§ REQUIRED WORK
Tell how many lines in the data below include the word "things". The answer is the number only.
◇ ◇ ◇ ◇ ◇ ◇ ◇
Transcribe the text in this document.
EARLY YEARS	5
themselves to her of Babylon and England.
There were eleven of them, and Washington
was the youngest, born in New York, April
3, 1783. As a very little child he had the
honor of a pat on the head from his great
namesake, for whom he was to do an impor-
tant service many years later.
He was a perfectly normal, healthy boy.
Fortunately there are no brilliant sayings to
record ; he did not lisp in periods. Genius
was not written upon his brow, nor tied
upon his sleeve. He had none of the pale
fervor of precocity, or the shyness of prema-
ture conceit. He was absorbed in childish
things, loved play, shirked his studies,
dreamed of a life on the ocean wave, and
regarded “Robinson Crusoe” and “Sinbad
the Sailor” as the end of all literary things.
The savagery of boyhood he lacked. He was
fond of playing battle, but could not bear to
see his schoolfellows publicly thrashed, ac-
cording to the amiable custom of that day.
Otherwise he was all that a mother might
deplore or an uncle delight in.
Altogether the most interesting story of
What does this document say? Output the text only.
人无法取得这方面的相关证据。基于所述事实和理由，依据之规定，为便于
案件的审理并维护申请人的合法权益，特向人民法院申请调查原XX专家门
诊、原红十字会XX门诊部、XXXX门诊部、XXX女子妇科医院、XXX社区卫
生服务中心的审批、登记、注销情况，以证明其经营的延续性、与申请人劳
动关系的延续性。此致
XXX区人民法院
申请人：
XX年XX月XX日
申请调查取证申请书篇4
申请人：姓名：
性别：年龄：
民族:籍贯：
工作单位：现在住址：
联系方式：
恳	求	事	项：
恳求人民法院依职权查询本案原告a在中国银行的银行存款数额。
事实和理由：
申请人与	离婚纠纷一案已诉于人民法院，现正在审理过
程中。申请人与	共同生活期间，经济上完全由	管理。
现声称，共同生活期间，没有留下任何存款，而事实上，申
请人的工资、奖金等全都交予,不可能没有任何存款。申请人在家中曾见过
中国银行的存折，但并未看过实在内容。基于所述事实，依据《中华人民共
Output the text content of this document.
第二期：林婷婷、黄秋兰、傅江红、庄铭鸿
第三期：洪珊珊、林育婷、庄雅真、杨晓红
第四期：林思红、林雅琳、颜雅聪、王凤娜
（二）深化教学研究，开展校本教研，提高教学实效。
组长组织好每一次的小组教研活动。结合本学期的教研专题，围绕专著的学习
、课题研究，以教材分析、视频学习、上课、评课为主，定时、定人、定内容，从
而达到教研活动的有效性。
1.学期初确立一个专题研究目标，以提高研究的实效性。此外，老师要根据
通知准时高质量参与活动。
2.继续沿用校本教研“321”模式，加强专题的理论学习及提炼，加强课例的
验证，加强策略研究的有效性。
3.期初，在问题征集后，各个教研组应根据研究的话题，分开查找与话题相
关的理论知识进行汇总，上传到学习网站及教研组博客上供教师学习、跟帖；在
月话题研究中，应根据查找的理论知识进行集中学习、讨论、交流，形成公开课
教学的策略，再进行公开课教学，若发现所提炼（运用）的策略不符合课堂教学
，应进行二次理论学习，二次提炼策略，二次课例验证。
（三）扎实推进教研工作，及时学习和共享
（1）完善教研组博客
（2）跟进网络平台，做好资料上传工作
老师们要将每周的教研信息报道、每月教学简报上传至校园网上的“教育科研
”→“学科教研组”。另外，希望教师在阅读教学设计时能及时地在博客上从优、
◇ ◇ ◇ ◇ ◇ ◇ ◇
§ FULL OUTPUT
2